● **SUPPLIED DATA**:
>> start

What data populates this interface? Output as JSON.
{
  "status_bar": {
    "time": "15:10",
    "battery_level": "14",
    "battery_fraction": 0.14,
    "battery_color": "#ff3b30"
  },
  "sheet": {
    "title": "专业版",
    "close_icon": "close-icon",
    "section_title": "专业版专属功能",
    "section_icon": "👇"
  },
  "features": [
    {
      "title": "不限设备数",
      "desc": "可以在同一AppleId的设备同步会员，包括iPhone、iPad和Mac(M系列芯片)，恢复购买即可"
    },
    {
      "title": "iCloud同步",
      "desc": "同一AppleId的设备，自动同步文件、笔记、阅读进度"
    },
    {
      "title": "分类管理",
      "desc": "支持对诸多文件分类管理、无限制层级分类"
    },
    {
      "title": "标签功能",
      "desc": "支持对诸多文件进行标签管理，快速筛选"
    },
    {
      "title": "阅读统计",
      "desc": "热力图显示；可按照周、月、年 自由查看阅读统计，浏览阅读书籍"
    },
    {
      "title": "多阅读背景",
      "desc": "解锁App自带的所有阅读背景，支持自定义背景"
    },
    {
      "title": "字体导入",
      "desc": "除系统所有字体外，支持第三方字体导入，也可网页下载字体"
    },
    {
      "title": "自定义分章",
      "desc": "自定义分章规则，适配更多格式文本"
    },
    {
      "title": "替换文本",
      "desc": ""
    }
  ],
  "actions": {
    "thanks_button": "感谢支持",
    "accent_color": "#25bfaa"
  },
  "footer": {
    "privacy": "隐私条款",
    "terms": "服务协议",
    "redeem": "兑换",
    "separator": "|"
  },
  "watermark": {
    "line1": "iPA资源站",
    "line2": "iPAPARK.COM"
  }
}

>> end

● **GIVEN EXERCISE**:
Your task is to repeat the data exactly, with nothing left out.

● **SOLUTION TO THIS TASK**:
What data populates this interface? Output as JSON.
{
  "status_bar": {
    "time": "15:10",
    "battery_level": "14",
    "battery_fraction": 0.14,
    "battery_color": "#ff3b30"
  },
  "sheet": {
    "title": "专业版",
    "close_icon": "close-icon",
    "section_title": "专业版专属功能",
    "section_icon": "👇"
  },
  "features": [
    {
      "title": "不限设备数",
      "desc": "可以在同一AppleId的设备同步会员，包括iPhone、iPad和Mac(M系列芯片)，恢复购买即可"
    },
    {
      "title": "iCloud同步",
      "desc": "同一AppleId的设备，自动同步文件、笔记、阅读进度"
    },
    {
      "title": "分类管理",
      "desc": "支持对诸多文件分类管理、无限制层级分类"
    },
    {
      "title": "标签功能",
      "desc": "支持对诸多文件进行标签管理，快速筛选"
    },
    {
      "title": "阅读统计",
      "desc": "热力图显示；可按照周、月、年 自由查看阅读统计，浏览阅读书籍"
    },
    {
      "title": "多阅读背景",
      "desc": "解锁App自带的所有阅读背景，支持自定义背景"
    },
    {
      "title": "字体导入",
      "desc": "除系统所有字体外，支持第三方字体导入，也可网页下载字体"
    },
    {
      "title": "自定义分章",
      "desc": "自定义分章规则，适配更多格式文本"
    },
    {
      "title": "替换文本",
      "desc": ""
    }
  ],
  "actions": {
    "thanks_button": "感谢支持",
    "accent_color": "#25bfaa"
  },
  "footer": {
    "privacy": "隐私条款",
    "terms": "服务协议",
    "redeem": "兑换",
    "separator": "|"
  },
  "watermark": {
    "line1": "iPA资源站",
    "line2": "iPAPARK.COM"
  }
}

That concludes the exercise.